• _DIRECTIONS_: Return the lines below that carry the word "called".

++++ AVAILABLE RECORDS ++++

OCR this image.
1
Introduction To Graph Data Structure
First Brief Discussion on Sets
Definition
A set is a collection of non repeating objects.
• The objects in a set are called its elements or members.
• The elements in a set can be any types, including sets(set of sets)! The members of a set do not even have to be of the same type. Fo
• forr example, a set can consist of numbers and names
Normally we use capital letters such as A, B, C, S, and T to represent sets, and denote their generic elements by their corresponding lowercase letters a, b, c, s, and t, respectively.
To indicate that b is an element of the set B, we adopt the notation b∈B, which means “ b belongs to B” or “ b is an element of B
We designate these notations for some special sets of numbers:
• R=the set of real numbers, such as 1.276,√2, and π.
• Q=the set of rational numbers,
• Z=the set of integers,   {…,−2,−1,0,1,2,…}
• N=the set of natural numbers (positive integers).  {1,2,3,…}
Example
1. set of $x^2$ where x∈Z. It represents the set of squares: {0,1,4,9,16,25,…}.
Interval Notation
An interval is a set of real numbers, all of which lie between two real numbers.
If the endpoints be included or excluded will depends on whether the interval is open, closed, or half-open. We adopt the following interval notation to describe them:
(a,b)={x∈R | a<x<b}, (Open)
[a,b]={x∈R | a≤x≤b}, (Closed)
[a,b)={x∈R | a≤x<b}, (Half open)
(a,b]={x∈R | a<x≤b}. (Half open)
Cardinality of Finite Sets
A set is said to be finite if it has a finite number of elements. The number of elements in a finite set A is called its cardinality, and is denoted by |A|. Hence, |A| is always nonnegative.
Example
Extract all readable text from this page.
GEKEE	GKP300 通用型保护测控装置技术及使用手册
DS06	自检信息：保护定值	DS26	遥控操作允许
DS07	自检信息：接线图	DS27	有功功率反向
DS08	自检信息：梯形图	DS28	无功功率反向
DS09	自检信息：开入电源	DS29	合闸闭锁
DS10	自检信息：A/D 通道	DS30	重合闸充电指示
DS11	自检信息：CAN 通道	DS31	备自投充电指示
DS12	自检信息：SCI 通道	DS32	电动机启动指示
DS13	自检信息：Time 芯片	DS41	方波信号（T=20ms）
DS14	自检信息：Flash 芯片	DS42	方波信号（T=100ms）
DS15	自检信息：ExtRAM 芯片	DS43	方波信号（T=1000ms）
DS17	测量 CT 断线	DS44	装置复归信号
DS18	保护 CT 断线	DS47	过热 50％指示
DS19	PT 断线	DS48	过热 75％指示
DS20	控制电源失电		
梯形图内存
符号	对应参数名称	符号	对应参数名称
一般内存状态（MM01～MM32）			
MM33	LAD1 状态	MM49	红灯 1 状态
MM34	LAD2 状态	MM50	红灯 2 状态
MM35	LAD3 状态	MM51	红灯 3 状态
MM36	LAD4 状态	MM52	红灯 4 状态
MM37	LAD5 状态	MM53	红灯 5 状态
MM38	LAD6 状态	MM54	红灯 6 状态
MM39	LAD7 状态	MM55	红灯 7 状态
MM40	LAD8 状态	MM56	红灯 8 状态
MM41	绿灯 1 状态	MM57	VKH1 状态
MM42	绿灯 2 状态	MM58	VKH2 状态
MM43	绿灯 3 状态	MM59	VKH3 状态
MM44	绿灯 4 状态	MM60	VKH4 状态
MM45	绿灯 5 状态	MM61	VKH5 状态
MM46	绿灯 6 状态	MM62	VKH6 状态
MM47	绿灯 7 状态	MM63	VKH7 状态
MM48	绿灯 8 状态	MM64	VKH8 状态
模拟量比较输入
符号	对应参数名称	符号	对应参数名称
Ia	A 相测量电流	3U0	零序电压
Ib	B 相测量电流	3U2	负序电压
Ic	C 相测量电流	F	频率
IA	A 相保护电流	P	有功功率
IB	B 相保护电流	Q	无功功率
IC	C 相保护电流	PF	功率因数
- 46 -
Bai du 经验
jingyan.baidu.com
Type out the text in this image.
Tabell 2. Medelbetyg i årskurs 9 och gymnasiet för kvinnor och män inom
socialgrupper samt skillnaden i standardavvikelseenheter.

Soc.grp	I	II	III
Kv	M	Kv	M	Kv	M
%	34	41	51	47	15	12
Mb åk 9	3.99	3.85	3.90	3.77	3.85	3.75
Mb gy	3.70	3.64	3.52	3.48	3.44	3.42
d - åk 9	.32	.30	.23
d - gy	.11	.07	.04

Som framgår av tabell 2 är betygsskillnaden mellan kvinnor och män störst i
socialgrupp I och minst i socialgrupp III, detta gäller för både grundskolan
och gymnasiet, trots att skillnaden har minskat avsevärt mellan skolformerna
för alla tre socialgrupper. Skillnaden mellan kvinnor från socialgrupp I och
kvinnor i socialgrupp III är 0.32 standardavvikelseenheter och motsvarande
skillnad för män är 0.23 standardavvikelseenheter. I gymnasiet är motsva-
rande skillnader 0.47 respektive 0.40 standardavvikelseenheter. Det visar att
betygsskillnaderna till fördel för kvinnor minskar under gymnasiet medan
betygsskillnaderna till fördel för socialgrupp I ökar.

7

++++

• _RESPONSE BELOW_:
• The objects in a set are called its elements or members.
A set is said to be finite if it has a finite number of elements. The number of elements in a finite set A is called its cardinality, and is denoted by |A|. Hence, |A| is always nonnegative.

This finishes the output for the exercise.